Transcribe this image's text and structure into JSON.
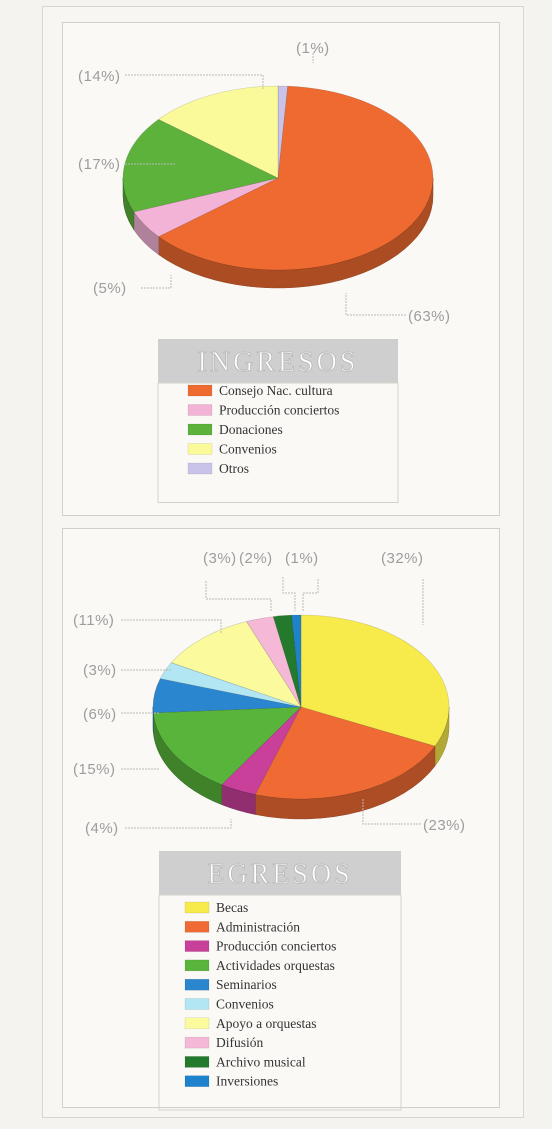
{
  "chart_data": [
    {
      "type": "pie",
      "title": "INGRESOS",
      "slices": [
        {
          "label": "Consejo Nac. cultura",
          "value": 63,
          "value_label": "(63%)",
          "color": "#ef6a30"
        },
        {
          "label": "Producción conciertos",
          "value": 5,
          "value_label": "(5%)",
          "color": "#f3b3d6"
        },
        {
          "label": "Donaciones",
          "value": 17,
          "value_label": "(17%)",
          "color": "#5cb23a"
        },
        {
          "label": "Convenios",
          "value": 14,
          "value_label": "(14%)",
          "color": "#fafa9a"
        },
        {
          "label": "Otros",
          "value": 1,
          "value_label": "(1%)",
          "color": "#c9c3ea"
        }
      ]
    },
    {
      "type": "pie",
      "title": "EGRESOS",
      "slices": [
        {
          "label": "Becas",
          "value": 32,
          "value_label": "(32%)",
          "color": "#f7ea4b"
        },
        {
          "label": "Administración",
          "value": 23,
          "value_label": "(23%)",
          "color": "#f06b34"
        },
        {
          "label": "Producción conciertos",
          "value": 4,
          "value_label": "(4%)",
          "color": "#c8409a"
        },
        {
          "label": "Actividades orquestas",
          "value": 15,
          "value_label": "(15%)",
          "color": "#58b43b"
        },
        {
          "label": "Seminarios",
          "value": 6,
          "value_label": "(6%)",
          "color": "#2a86cf"
        },
        {
          "label": "Convenios",
          "value": 3,
          "value_label": "(3%)",
          "color": "#b3e6f3"
        },
        {
          "label": "Apoyo a orquestas",
          "value": 11,
          "value_label": "(11%)",
          "color": "#fbfb9e"
        },
        {
          "label": "Difusión",
          "value": 3,
          "value_label": "(3%)",
          "color": "#f6b8d7"
        },
        {
          "label": "Archivo musical",
          "value": 2,
          "value_label": "(2%)",
          "color": "#237a2c"
        },
        {
          "label": "Inversiones",
          "value": 1,
          "value_label": "(1%)",
          "color": "#1f82cc"
        }
      ]
    }
  ]
}
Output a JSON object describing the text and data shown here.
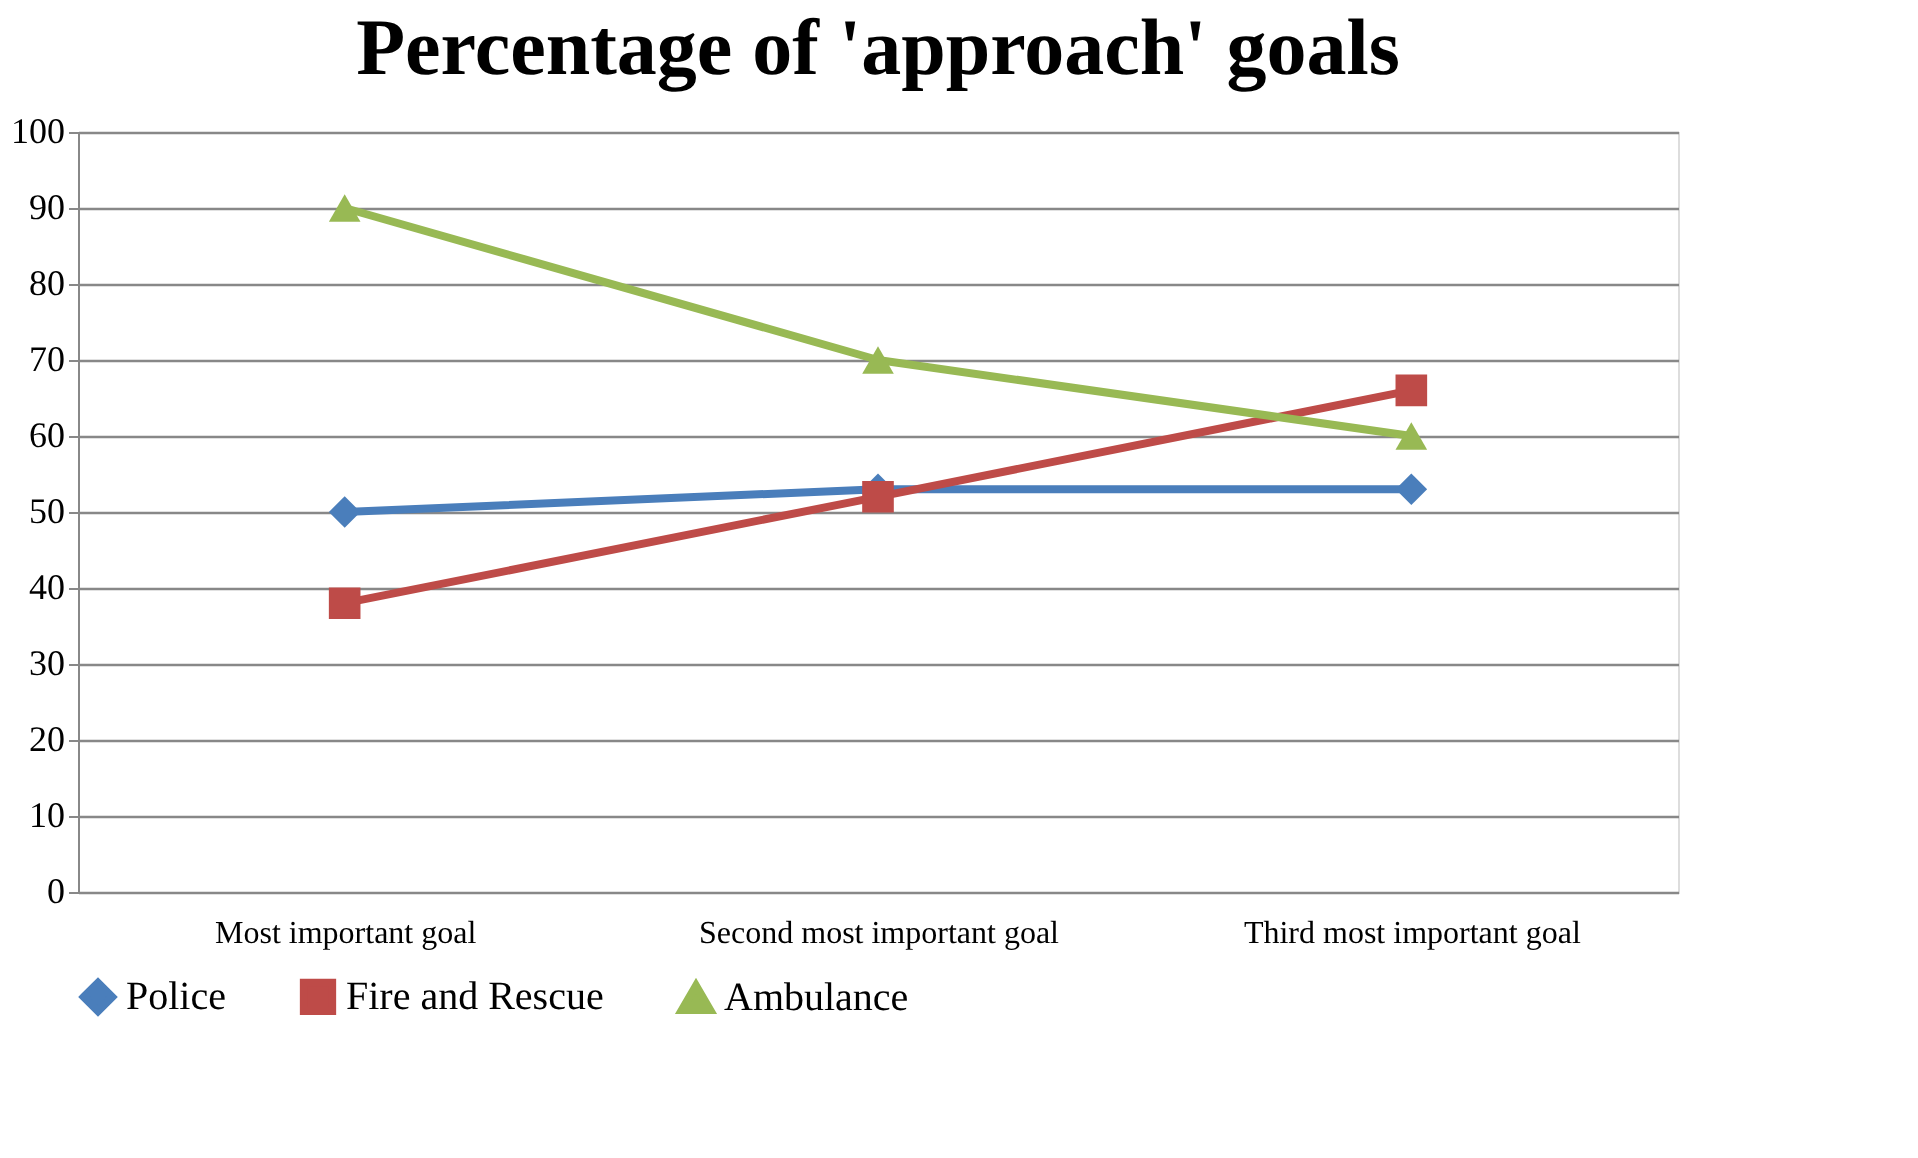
{
  "chart_data": {
    "type": "line",
    "title": "Percentage of 'approach' goals",
    "categories": [
      "Most important goal",
      "Second most important goal",
      "Third most important goal"
    ],
    "series": [
      {
        "name": "Police",
        "color": "#4a7ebb",
        "marker": "diamond",
        "values": [
          50,
          53,
          53
        ]
      },
      {
        "name": "Fire and Rescue",
        "color": "#be4b48",
        "marker": "square",
        "values": [
          38,
          52,
          66
        ]
      },
      {
        "name": "Ambulance",
        "color": "#98b954",
        "marker": "triangle",
        "values": [
          90,
          70,
          60
        ]
      }
    ],
    "ylim": [
      0,
      100
    ],
    "yticks": [
      0,
      10,
      20,
      30,
      40,
      50,
      60,
      70,
      80,
      90,
      100
    ],
    "grid": "y",
    "legend": "bottom"
  }
}
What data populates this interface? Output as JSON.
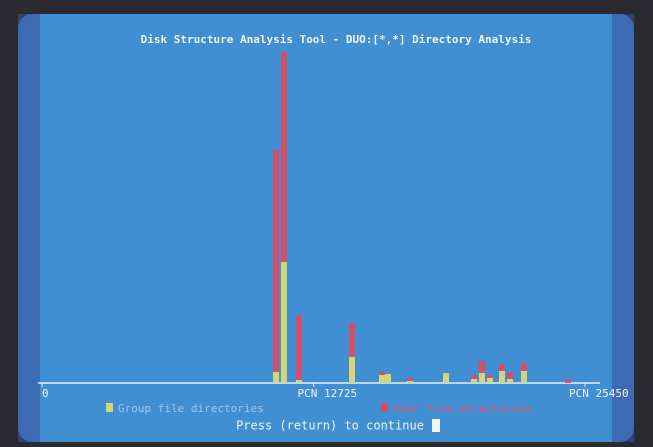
{
  "chart_data": {
    "type": "bar",
    "stacked": true,
    "title": "Disk Structure Analysis Tool - DUO:[*,*] Directory Analysis",
    "x": [
      10970,
      11340,
      12045,
      14530,
      15935,
      16217,
      17248,
      18935,
      20248,
      20623,
      20998,
      21560,
      21935,
      22591,
      24653
    ],
    "xlim": [
      0,
      25450
    ],
    "xticks": [
      0,
      {
        "value": 12725,
        "label": "PCN 12725"
      },
      {
        "value": 25450,
        "label": "PCN 25450"
      }
    ],
    "series": [
      {
        "name": "Group file directories",
        "color": "#d4d577",
        "values": [
          11,
          121,
          3,
          26,
          8,
          9,
          2,
          10,
          4,
          10,
          5,
          12,
          4,
          12,
          0
        ]
      },
      {
        "name": "User file directories",
        "color": "#d24f6c",
        "values": [
          222,
          210,
          65,
          34,
          3,
          0,
          3,
          0,
          4,
          12,
          3,
          7,
          7,
          8,
          4
        ]
      }
    ],
    "footer": "Press (return) to continue"
  }
}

——————————

• [Given instruction]:
Repeat the records above exactly, leaving out any pictures they contain.

• [Worked solution]:
Transcribe this image's text and structure into JSON.
{
  "chart_data": [
    {
      "type": "pie",
      "title": "INGRESOS",
      "slices": [
        {
          "label": "Consejo Nac. cultura",
          "value": 63,
          "value_label": "(63%)",
          "color": "#ef6a30"
        },
        {
          "label": "Producción conciertos",
          "value": 5,
          "value_label": "(5%)",
          "color": "#f3b3d6"
        },
        {
          "label": "Donaciones",
          "value": 17,
          "value_label": "(17%)",
          "color": "#5cb23a"
        },
        {
          "label": "Convenios",
          "value": 14,
          "value_label": "(14%)",
          "color": "#fafa9a"
        },
        {
          "label": "Otros",
          "value": 1,
          "value_label": "(1%)",
          "color": "#c9c3ea"
        }
      ]
    },
    {
      "type": "pie",
      "title": "EGRESOS",
      "slices": [
        {
          "label": "Becas",
          "value": 32,
          "value_label": "(32%)",
          "color": "#f7ea4b"
        },
        {
          "label": "Administración",
          "value": 23,
          "value_label": "(23%)",
          "color": "#f06b34"
        },
        {
          "label": "Producción conciertos",
          "value": 4,
          "value_label": "(4%)",
          "color": "#c8409a"
        },
        {
          "label": "Actividades orquestas",
          "value": 15,
          "value_label": "(15%)",
          "color": "#58b43b"
        },
        {
          "label": "Seminarios",
          "value": 6,
          "value_label": "(6%)",
          "color": "#2a86cf"
        },
        {
          "label": "Convenios",
          "value": 3,
          "value_label": "(3%)",
          "color": "#b3e6f3"
        },
        {
          "label": "Apoyo a orquestas",
          "value": 11,
          "value_label": "(11%)",
          "color": "#fbfb9e"
        },
        {
          "label": "Difusión",
          "value": 3,
          "value_label": "(3%)",
          "color": "#f6b8d7"
        },
        {
          "label": "Archivo musical",
          "value": 2,
          "value_label": "(2%)",
          "color": "#237a2c"
        },
        {
          "label": "Inversiones",
          "value": 1,
          "value_label": "(1%)",
          "color": "#1f82cc"
        }
      ]
    }
  ]
}
Output a JSON object describing the text and data shown here.
{
  "chart_data": {
    "type": "line",
    "title": "Percentage of 'approach' goals",
    "categories": [
      "Most important goal",
      "Second most important goal",
      "Third most important goal"
    ],
    "series": [
      {
        "name": "Police",
        "color": "#4a7ebb",
        "marker": "diamond",
        "values": [
          50,
          53,
          53
        ]
      },
      {
        "name": "Fire and Rescue",
        "color": "#be4b48",
        "marker": "square",
        "values": [
          38,
          52,
          66
        ]
      },
      {
        "name": "Ambulance",
        "color": "#98b954",
        "marker": "triangle",
        "values": [
          90,
          70,
          60
        ]
      }
    ],
    "ylim": [
      0,
      100
    ],
    "yticks": [
      0,
      10,
      20,
      30,
      40,
      50,
      60,
      70,
      80,
      90,
      100
    ],
    "grid": "y",
    "legend": "bottom"
  }
}
What data populates this interface? Output as JSON.
{
  "chart_data": {
    "type": "bar",
    "stacked": true,
    "title": "Disk Structure Analysis Tool - DUO:[*,*] Directory Analysis",
    "x": [
      10970,
      11340,
      12045,
      14530,
      15935,
      16217,
      17248,
      18935,
      20248,
      20623,
      20998,
      21560,
      21935,
      22591,
      24653
    ],
    "xlim": [
      0,
      25450
    ],
    "xticks": [
      0,
      {
        "value": 12725,
        "label": "PCN 12725"
      },
      {
        "value": 25450,
        "label": "PCN 25450"
      }
    ],
    "series": [
      {
        "name": "Group file directories",
        "color": "#d4d577",
        "values": [
          11,
          121,
          3,
          26,
          8,
          9,
          2,
          10,
          4,
          10,
          5,
          12,
          4,
          12,
          0
        ]
      },
      {
        "name": "User file directories",
        "color": "#d24f6c",
        "values": [
          222,
          210,
          65,
          34,
          3,
          0,
          3,
          0,
          4,
          12,
          3,
          7,
          7,
          8,
          4
        ]
      }
    ],
    "footer": "Press (return) to continue"
  }
}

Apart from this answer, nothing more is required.